> **Work to complete**:
Show each line that has the string "ylabel" in it.

--- begin Data lines ---

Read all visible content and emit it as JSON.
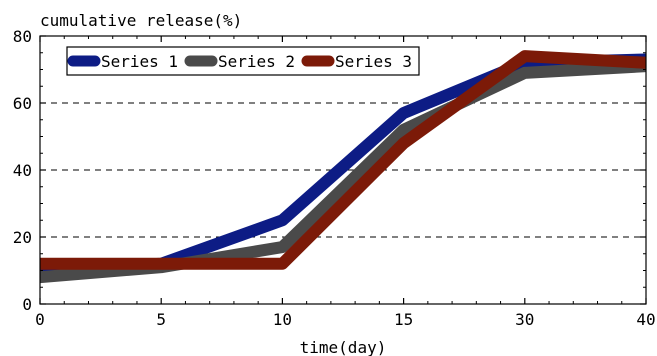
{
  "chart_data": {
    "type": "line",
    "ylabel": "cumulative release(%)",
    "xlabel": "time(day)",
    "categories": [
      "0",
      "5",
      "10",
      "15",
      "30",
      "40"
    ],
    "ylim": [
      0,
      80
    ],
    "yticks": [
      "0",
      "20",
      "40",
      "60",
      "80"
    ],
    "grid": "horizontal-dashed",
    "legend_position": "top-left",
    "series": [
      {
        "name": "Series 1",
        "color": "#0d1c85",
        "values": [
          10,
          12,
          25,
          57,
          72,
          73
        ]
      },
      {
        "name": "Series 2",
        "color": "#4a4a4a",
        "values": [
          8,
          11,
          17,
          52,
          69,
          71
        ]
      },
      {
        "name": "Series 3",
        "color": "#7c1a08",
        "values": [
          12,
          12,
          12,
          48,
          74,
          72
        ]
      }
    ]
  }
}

--- end Data lines ---
--- begin Data lines ---

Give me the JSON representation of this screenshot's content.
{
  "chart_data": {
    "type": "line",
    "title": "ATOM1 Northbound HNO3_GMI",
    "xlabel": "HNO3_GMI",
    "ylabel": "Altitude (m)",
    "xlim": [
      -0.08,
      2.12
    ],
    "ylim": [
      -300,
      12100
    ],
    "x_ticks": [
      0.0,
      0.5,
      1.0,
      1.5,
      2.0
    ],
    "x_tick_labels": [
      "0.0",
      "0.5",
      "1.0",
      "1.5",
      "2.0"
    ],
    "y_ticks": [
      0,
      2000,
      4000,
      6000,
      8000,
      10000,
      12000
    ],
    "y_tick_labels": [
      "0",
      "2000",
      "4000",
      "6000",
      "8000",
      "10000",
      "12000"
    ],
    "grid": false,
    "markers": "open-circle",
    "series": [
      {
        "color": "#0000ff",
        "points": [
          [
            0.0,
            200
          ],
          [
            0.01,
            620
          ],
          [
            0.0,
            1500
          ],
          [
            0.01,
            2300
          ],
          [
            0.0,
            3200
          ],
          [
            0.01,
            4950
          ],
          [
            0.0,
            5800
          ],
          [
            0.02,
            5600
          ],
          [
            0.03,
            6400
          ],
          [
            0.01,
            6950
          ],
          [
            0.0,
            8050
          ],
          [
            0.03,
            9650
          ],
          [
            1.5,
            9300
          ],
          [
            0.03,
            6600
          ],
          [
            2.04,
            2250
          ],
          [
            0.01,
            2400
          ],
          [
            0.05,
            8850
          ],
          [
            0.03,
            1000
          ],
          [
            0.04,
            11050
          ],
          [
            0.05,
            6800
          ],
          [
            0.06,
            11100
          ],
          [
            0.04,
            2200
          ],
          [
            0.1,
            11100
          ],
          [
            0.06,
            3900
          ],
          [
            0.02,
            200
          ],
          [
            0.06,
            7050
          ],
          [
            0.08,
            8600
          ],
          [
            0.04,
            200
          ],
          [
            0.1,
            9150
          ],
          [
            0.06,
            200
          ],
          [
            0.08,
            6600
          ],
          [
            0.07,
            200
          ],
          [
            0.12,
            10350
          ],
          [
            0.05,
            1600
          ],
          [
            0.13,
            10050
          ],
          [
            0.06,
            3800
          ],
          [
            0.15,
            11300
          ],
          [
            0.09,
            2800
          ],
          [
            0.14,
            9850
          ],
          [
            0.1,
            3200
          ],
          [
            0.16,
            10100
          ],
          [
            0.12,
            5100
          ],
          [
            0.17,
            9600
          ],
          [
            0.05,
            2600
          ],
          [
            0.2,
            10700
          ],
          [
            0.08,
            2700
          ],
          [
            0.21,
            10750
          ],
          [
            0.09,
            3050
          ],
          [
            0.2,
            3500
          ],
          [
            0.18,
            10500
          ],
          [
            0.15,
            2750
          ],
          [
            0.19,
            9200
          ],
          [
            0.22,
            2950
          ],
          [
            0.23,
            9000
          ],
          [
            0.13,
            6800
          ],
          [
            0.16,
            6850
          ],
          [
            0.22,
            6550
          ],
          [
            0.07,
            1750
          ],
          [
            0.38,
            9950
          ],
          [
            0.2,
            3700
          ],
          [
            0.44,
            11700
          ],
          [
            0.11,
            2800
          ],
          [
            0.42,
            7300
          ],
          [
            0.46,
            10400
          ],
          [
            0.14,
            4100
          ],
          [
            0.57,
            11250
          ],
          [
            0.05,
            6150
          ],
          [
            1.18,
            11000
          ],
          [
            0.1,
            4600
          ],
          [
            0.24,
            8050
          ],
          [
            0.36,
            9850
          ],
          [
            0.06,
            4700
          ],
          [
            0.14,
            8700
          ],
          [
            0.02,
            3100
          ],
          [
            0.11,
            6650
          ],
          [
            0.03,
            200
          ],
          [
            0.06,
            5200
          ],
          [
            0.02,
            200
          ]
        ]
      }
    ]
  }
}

--- end Data lines ---

> **Answer to this exercise**:
    "ylabel": "cumulative release(%)",
    "ylabel": "Altitude (m)",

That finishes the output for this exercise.